EXERCISE PROMPT
Reproduce every record below exactly as it appears.

Dataset excerpt:
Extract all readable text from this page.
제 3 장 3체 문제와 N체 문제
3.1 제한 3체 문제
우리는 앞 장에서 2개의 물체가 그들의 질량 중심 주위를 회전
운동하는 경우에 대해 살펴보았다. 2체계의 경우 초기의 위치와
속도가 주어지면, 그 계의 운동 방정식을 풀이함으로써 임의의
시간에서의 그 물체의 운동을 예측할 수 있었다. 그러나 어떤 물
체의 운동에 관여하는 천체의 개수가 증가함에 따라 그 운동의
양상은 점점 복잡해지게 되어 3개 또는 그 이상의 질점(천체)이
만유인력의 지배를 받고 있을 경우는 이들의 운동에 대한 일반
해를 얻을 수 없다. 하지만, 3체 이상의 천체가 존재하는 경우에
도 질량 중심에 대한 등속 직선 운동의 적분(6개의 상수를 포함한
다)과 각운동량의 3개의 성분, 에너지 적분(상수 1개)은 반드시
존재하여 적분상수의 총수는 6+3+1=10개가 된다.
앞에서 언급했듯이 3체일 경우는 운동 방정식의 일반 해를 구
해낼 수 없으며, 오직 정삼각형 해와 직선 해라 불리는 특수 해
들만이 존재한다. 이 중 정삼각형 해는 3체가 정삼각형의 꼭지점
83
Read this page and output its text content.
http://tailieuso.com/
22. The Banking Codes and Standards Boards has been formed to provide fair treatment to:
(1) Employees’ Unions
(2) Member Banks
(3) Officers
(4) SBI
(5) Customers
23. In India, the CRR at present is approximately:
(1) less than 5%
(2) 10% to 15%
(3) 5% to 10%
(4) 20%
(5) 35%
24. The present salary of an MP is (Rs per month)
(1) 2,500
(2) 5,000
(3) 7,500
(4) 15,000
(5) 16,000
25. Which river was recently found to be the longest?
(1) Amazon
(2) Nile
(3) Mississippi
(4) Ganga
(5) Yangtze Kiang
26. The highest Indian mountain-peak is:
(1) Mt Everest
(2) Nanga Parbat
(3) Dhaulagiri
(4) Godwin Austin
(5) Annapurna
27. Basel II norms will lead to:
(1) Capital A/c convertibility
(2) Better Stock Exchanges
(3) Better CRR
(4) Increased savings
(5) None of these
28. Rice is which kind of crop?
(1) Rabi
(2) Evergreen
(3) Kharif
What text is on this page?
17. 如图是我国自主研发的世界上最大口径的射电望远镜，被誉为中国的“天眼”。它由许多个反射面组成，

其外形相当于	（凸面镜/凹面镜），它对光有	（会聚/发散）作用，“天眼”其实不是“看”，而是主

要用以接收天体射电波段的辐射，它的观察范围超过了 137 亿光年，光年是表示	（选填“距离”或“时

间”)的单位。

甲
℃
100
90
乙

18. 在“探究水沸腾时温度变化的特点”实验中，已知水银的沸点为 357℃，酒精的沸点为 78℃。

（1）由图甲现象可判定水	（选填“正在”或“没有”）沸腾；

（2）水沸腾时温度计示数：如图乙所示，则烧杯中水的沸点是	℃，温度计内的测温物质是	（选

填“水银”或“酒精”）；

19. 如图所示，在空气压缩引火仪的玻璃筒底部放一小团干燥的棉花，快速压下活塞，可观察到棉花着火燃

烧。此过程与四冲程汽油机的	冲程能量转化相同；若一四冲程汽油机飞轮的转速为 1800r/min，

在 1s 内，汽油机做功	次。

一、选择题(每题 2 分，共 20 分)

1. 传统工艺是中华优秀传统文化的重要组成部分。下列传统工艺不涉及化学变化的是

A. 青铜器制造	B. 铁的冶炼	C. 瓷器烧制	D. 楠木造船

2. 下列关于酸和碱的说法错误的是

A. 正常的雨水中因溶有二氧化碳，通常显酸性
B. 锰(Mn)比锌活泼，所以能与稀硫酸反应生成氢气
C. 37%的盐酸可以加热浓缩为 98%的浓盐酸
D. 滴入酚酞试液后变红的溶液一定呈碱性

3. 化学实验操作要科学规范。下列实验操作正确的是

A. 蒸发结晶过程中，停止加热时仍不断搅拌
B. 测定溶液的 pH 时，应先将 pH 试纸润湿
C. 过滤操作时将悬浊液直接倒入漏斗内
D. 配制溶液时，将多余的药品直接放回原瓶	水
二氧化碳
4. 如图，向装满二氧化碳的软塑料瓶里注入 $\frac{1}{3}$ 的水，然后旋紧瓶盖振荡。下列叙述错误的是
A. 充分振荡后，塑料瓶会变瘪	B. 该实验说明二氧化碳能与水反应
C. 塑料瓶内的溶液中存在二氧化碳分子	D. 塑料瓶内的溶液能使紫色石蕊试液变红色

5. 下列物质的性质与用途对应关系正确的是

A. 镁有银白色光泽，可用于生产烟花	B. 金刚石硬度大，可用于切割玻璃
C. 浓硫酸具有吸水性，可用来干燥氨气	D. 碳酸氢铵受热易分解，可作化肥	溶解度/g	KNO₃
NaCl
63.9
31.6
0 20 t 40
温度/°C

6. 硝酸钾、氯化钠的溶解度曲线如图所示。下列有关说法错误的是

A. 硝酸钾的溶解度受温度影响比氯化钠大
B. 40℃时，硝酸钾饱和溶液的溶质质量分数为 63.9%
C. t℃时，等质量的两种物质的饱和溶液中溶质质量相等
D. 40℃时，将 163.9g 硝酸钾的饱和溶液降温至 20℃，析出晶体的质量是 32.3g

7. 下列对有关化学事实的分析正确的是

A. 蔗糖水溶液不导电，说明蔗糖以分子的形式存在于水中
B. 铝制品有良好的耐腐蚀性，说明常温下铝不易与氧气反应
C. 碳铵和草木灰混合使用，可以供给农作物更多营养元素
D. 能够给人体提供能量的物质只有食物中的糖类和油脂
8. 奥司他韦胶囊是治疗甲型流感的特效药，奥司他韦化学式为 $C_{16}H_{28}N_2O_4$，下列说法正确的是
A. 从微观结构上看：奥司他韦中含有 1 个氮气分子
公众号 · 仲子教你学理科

SOLVED EXERCISE
Extract all readable text from this page.
제 3 장 3체 문제와 N체 문제
3.1 제한 3체 문제
우리는 앞 장에서 2개의 물체가 그들의 질량 중심 주위를 회전
운동하는 경우에 대해 살펴보았다. 2체계의 경우 초기의 위치와
속도가 주어지면, 그 계의 운동 방정식을 풀이함으로써 임의의
시간에서의 그 물체의 운동을 예측할 수 있었다. 그러나 어떤 물
체의 운동에 관여하는 천체의 개수가 증가함에 따라 그 운동의
양상은 점점 복잡해지게 되어 3개 또는 그 이상의 질점(천체)이
만유인력의 지배를 받고 있을 경우는 이들의 운동에 대한 일반
해를 얻을 수 없다. 하지만, 3체 이상의 천체가 존재하는 경우에
도 질량 중심에 대한 등속 직선 운동의 적분(6개의 상수를 포함한
다)과 각운동량의 3개의 성분, 에너지 적분(상수 1개)은 반드시
존재하여 적분상수의 총수는 6+3+1=10개가 된다.
앞에서 언급했듯이 3체일 경우는 운동 방정식의 일반 해를 구
해낼 수 없으며, 오직 정삼각형 해와 직선 해라 불리는 특수 해
들만이 존재한다. 이 중 정삼각형 해는 3체가 정삼각형의 꼭지점
83
Read this page and output its text content.
http://tailieuso.com/
22. The Banking Codes and Standards Boards has been formed to provide fair treatment to:
(1) Employees’ Unions
(2) Member Banks
(3) Officers
(4) SBI
(5) Customers
23. In India, the CRR at present is approximately:
(1) less than 5%
(2) 10% to 15%
(3) 5% to 10%
(4) 20%
(5) 35%
24. The present salary of an MP is (Rs per month)
(1) 2,500
(2) 5,000
(3) 7,500
(4) 15,000
(5) 16,000
25. Which river was recently found to be the longest?
(1) Amazon
(2) Nile
(3) Mississippi
(4) Ganga
(5) Yangtze Kiang
26. The highest Indian mountain-peak is:
(1) Mt Everest
(2) Nanga Parbat
(3) Dhaulagiri
(4) Godwin Austin
(5) Annapurna
27. Basel II norms will lead to:
(1) Capital A/c convertibility
(2) Better Stock Exchanges
(3) Better CRR
(4) Increased savings
(5) None of these
28. Rice is which kind of crop?
(1) Rabi
(2) Evergreen
(3) Kharif
What text is on this page?
17. 如图是我国自主研发的世界上最大口径的射电望远镜，被誉为中国的“天眼”。它由许多个反射面组成，

其外形相当于	（凸面镜/凹面镜），它对光有	（会聚/发散）作用，“天眼”其实不是“看”，而是主

要用以接收天体射电波段的辐射，它的观察范围超过了 137 亿光年，光年是表示	（选填“距离”或“时

间”)的单位。

甲
℃
100
90
乙

18. 在“探究水沸腾时温度变化的特点”实验中，已知水银的沸点为 357℃，酒精的沸点为 78℃。

（1）由图甲现象可判定水	（选填“正在”或“没有”）沸腾；

（2）水沸腾时温度计示数：如图乙所示，则烧杯中水的沸点是	℃，温度计内的测温物质是	（选

填“水银”或“酒精”）；

19. 如图所示，在空气压缩引火仪的玻璃筒底部放一小团干燥的棉花，快速压下活塞，可观察到棉花着火燃

烧。此过程与四冲程汽油机的	冲程能量转化相同；若一四冲程汽油机飞轮的转速为 1800r/min，

在 1s 内，汽油机做功	次。

一、选择题(每题 2 分，共 20 分)

1. 传统工艺是中华优秀传统文化的重要组成部分。下列传统工艺不涉及化学变化的是

A. 青铜器制造	B. 铁的冶炼	C. 瓷器烧制	D. 楠木造船

2. 下列关于酸和碱的说法错误的是

A. 正常的雨水中因溶有二氧化碳，通常显酸性
B. 锰(Mn)比锌活泼，所以能与稀硫酸反应生成氢气
C. 37%的盐酸可以加热浓缩为 98%的浓盐酸
D. 滴入酚酞试液后变红的溶液一定呈碱性

3. 化学实验操作要科学规范。下列实验操作正确的是

A. 蒸发结晶过程中，停止加热时仍不断搅拌
B. 测定溶液的 pH 时，应先将 pH 试纸润湿
C. 过滤操作时将悬浊液直接倒入漏斗内
D. 配制溶液时，将多余的药品直接放回原瓶	水
二氧化碳
4. 如图，向装满二氧化碳的软塑料瓶里注入 $\frac{1}{3}$ 的水，然后旋紧瓶盖振荡。下列叙述错误的是
A. 充分振荡后，塑料瓶会变瘪	B. 该实验说明二氧化碳能与水反应
C. 塑料瓶内的溶液中存在二氧化碳分子	D. 塑料瓶内的溶液能使紫色石蕊试液变红色

5. 下列物质的性质与用途对应关系正确的是

A. 镁有银白色光泽，可用于生产烟花	B. 金刚石硬度大，可用于切割玻璃
C. 浓硫酸具有吸水性，可用来干燥氨气	D. 碳酸氢铵受热易分解，可作化肥	溶解度/g	KNO₃
NaCl
63.9
31.6
0 20 t 40
温度/°C

6. 硝酸钾、氯化钠的溶解度曲线如图所示。下列有关说法错误的是

A. 硝酸钾的溶解度受温度影响比氯化钠大
B. 40℃时，硝酸钾饱和溶液的溶质质量分数为 63.9%
C. t℃时，等质量的两种物质的饱和溶液中溶质质量相等
D. 40℃时，将 163.9g 硝酸钾的饱和溶液降温至 20℃，析出晶体的质量是 32.3g

7. 下列对有关化学事实的分析正确的是

A. 蔗糖水溶液不导电，说明蔗糖以分子的形式存在于水中
B. 铝制品有良好的耐腐蚀性，说明常温下铝不易与氧气反应
C. 碳铵和草木灰混合使用，可以供给农作物更多营养元素
D. 能够给人体提供能量的物质只有食物中的糖类和油脂
8. 奥司他韦胶囊是治疗甲型流感的特效药，奥司他韦化学式为 $C_{16}H_{28}N_2O_4$，下列说法正确的是
A. 从微观结构上看：奥司他韦中含有 1 个氮气分子
公众号 · 仲子教你学理科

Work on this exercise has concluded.